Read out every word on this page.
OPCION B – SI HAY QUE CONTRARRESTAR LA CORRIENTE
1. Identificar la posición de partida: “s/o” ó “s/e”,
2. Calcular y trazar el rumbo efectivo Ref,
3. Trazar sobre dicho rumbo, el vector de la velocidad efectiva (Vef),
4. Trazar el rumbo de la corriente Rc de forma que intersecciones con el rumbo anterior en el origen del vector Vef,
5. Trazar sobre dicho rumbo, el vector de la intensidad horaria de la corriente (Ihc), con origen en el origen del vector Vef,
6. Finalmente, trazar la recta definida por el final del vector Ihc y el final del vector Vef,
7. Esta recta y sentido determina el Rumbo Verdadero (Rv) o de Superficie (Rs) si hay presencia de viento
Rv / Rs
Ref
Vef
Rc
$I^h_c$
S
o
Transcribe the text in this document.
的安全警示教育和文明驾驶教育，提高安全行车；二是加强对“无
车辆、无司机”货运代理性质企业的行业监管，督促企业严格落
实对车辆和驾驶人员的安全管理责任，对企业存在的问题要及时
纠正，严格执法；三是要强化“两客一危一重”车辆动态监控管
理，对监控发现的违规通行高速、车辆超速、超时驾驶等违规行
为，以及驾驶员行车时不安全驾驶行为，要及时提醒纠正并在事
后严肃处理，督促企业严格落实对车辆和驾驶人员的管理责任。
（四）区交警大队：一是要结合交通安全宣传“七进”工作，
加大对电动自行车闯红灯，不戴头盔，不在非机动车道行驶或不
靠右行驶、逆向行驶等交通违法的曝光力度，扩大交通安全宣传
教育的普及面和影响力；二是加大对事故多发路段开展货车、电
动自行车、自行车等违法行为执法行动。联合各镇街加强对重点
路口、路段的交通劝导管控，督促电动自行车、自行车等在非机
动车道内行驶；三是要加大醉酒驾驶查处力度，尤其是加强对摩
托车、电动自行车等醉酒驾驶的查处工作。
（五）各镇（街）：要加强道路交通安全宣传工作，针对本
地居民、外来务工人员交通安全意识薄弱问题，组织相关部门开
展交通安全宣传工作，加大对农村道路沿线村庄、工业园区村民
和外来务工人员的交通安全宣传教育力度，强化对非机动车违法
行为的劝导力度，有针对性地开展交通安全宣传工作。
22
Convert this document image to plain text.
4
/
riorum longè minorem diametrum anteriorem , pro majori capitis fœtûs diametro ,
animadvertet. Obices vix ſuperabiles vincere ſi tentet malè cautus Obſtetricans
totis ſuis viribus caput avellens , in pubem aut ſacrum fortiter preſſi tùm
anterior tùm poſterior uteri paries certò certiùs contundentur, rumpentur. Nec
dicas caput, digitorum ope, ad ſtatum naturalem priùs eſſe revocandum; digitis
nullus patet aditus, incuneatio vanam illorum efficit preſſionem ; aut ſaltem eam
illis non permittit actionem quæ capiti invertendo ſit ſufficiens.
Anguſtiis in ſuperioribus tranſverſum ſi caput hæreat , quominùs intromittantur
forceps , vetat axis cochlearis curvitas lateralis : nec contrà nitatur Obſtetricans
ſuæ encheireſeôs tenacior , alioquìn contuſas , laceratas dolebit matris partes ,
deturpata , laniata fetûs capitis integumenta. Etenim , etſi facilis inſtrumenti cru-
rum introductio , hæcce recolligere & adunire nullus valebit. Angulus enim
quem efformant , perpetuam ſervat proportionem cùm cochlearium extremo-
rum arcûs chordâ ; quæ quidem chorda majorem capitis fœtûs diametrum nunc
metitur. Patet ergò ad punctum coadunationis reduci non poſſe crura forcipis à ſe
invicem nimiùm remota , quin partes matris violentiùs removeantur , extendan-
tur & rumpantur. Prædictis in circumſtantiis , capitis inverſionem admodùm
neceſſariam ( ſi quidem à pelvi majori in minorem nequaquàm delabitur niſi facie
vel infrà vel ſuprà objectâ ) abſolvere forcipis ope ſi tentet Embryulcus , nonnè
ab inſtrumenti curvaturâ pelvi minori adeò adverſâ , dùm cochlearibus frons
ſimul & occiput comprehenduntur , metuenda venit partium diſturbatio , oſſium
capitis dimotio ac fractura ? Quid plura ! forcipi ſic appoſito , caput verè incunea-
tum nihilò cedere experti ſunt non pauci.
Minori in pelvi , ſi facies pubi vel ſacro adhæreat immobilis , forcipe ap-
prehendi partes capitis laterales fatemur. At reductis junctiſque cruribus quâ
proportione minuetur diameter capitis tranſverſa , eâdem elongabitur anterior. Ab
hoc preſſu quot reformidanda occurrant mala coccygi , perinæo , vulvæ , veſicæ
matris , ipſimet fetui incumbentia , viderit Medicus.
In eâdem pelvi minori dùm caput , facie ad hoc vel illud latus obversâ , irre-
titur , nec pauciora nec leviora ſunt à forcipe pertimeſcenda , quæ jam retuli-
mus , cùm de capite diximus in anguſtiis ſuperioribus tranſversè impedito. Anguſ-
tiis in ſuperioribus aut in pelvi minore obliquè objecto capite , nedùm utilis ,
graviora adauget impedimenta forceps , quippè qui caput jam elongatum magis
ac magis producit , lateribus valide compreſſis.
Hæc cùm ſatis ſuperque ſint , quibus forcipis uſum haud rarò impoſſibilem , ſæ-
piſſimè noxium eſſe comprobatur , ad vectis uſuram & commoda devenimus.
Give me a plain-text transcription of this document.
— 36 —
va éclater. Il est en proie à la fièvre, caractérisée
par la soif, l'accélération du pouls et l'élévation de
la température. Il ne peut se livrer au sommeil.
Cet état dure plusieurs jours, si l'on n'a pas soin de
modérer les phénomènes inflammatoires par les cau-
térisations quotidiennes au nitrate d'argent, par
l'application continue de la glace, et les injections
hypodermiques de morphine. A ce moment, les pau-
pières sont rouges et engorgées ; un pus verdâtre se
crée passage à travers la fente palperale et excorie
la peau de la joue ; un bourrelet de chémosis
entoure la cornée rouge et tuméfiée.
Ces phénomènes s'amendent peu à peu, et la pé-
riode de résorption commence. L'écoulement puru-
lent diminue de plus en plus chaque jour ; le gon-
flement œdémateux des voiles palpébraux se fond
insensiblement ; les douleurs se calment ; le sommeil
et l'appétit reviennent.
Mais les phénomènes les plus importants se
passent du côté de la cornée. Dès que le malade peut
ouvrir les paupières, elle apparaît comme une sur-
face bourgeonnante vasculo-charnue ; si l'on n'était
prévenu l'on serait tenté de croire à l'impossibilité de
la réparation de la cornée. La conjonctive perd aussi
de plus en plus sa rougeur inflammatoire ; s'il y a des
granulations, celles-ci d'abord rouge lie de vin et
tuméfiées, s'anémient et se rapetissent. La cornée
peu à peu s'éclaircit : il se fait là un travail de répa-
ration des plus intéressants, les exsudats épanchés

=======

# TASK STATEMENT:
Copy each line of the data exactly, leaving nothing out.

# THE SOLUTION:
Read out every word on this page.
OPCION B – SI HAY QUE CONTRARRESTAR LA CORRIENTE
1. Identificar la posición de partida: “s/o” ó “s/e”,
2. Calcular y trazar el rumbo efectivo Ref,
3. Trazar sobre dicho rumbo, el vector de la velocidad efectiva (Vef),
4. Trazar el rumbo de la corriente Rc de forma que intersecciones con el rumbo anterior en el origen del vector Vef,
5. Trazar sobre dicho rumbo, el vector de la intensidad horaria de la corriente (Ihc), con origen en el origen del vector Vef,
6. Finalmente, trazar la recta definida por el final del vector Ihc y el final del vector Vef,
7. Esta recta y sentido determina el Rumbo Verdadero (Rv) o de Superficie (Rs) si hay presencia de viento
Rv / Rs
Ref
Vef
Rc
$I^h_c$
S
o
Transcribe the text in this document.
的安全警示教育和文明驾驶教育，提高安全行车；二是加强对“无
车辆、无司机”货运代理性质企业的行业监管，督促企业严格落
实对车辆和驾驶人员的安全管理责任，对企业存在的问题要及时
纠正，严格执法；三是要强化“两客一危一重”车辆动态监控管
理，对监控发现的违规通行高速、车辆超速、超时驾驶等违规行
为，以及驾驶员行车时不安全驾驶行为，要及时提醒纠正并在事
后严肃处理，督促企业严格落实对车辆和驾驶人员的管理责任。
（四）区交警大队：一是要结合交通安全宣传“七进”工作，
加大对电动自行车闯红灯，不戴头盔，不在非机动车道行驶或不
靠右行驶、逆向行驶等交通违法的曝光力度，扩大交通安全宣传
教育的普及面和影响力；二是加大对事故多发路段开展货车、电
动自行车、自行车等违法行为执法行动。联合各镇街加强对重点
路口、路段的交通劝导管控，督促电动自行车、自行车等在非机
动车道内行驶；三是要加大醉酒驾驶查处力度，尤其是加强对摩
托车、电动自行车等醉酒驾驶的查处工作。
（五）各镇（街）：要加强道路交通安全宣传工作，针对本
地居民、外来务工人员交通安全意识薄弱问题，组织相关部门开
展交通安全宣传工作，加大对农村道路沿线村庄、工业园区村民
和外来务工人员的交通安全宣传教育力度，强化对非机动车违法
行为的劝导力度，有针对性地开展交通安全宣传工作。
22
Convert this document image to plain text.
4
/
riorum longè minorem diametrum anteriorem , pro majori capitis fœtûs diametro ,
animadvertet. Obices vix ſuperabiles vincere ſi tentet malè cautus Obſtetricans
totis ſuis viribus caput avellens , in pubem aut ſacrum fortiter preſſi tùm
anterior tùm poſterior uteri paries certò certiùs contundentur, rumpentur. Nec
dicas caput, digitorum ope, ad ſtatum naturalem priùs eſſe revocandum; digitis
nullus patet aditus, incuneatio vanam illorum efficit preſſionem ; aut ſaltem eam
illis non permittit actionem quæ capiti invertendo ſit ſufficiens.
Anguſtiis in ſuperioribus tranſverſum ſi caput hæreat , quominùs intromittantur
forceps , vetat axis cochlearis curvitas lateralis : nec contrà nitatur Obſtetricans
ſuæ encheireſeôs tenacior , alioquìn contuſas , laceratas dolebit matris partes ,
deturpata , laniata fetûs capitis integumenta. Etenim , etſi facilis inſtrumenti cru-
rum introductio , hæcce recolligere & adunire nullus valebit. Angulus enim
quem efformant , perpetuam ſervat proportionem cùm cochlearium extremo-
rum arcûs chordâ ; quæ quidem chorda majorem capitis fœtûs diametrum nunc
metitur. Patet ergò ad punctum coadunationis reduci non poſſe crura forcipis à ſe
invicem nimiùm remota , quin partes matris violentiùs removeantur , extendan-
tur & rumpantur. Prædictis in circumſtantiis , capitis inverſionem admodùm
neceſſariam ( ſi quidem à pelvi majori in minorem nequaquàm delabitur niſi facie
vel infrà vel ſuprà objectâ ) abſolvere forcipis ope ſi tentet Embryulcus , nonnè
ab inſtrumenti curvaturâ pelvi minori adeò adverſâ , dùm cochlearibus frons
ſimul & occiput comprehenduntur , metuenda venit partium diſturbatio , oſſium
capitis dimotio ac fractura ? Quid plura ! forcipi ſic appoſito , caput verè incunea-
tum nihilò cedere experti ſunt non pauci.
Minori in pelvi , ſi facies pubi vel ſacro adhæreat immobilis , forcipe ap-
prehendi partes capitis laterales fatemur. At reductis junctiſque cruribus quâ
proportione minuetur diameter capitis tranſverſa , eâdem elongabitur anterior. Ab
hoc preſſu quot reformidanda occurrant mala coccygi , perinæo , vulvæ , veſicæ
matris , ipſimet fetui incumbentia , viderit Medicus.
In eâdem pelvi minori dùm caput , facie ad hoc vel illud latus obversâ , irre-
titur , nec pauciora nec leviora ſunt à forcipe pertimeſcenda , quæ jam retuli-
mus , cùm de capite diximus in anguſtiis ſuperioribus tranſversè impedito. Anguſ-
tiis in ſuperioribus aut in pelvi minore obliquè objecto capite , nedùm utilis ,
graviora adauget impedimenta forceps , quippè qui caput jam elongatum magis
ac magis producit , lateribus valide compreſſis.
Hæc cùm ſatis ſuperque ſint , quibus forcipis uſum haud rarò impoſſibilem , ſæ-
piſſimè noxium eſſe comprobatur , ad vectis uſuram & commoda devenimus.
Give me a plain-text transcription of this document.
— 36 —
va éclater. Il est en proie à la fièvre, caractérisée
par la soif, l'accélération du pouls et l'élévation de
la température. Il ne peut se livrer au sommeil.
Cet état dure plusieurs jours, si l'on n'a pas soin de
modérer les phénomènes inflammatoires par les cau-
térisations quotidiennes au nitrate d'argent, par
l'application continue de la glace, et les injections
hypodermiques de morphine. A ce moment, les pau-
pières sont rouges et engorgées ; un pus verdâtre se
crée passage à travers la fente palperale et excorie
la peau de la joue ; un bourrelet de chémosis
entoure la cornée rouge et tuméfiée.
Ces phénomènes s'amendent peu à peu, et la pé-
riode de résorption commence. L'écoulement puru-
lent diminue de plus en plus chaque jour ; le gon-
flement œdémateux des voiles palpébraux se fond
insensiblement ; les douleurs se calment ; le sommeil
et l'appétit reviennent.
Mais les phénomènes les plus importants se
passent du côté de la cornée. Dès que le malade peut
ouvrir les paupières, elle apparaît comme une sur-
face bourgeonnante vasculo-charnue ; si l'on n'était
prévenu l'on serait tenté de croire à l'impossibilité de
la réparation de la cornée. La conjonctive perd aussi
de plus en plus sa rougeur inflammatoire ; s'il y a des
granulations, celles-ci d'abord rouge lie de vin et
tuméfiées, s'anémient et se rapetissent. La cornée
peu à peu s'éclaircit : il se fait là un travail de répa-
ration des plus intéressants, les exsudats épanchés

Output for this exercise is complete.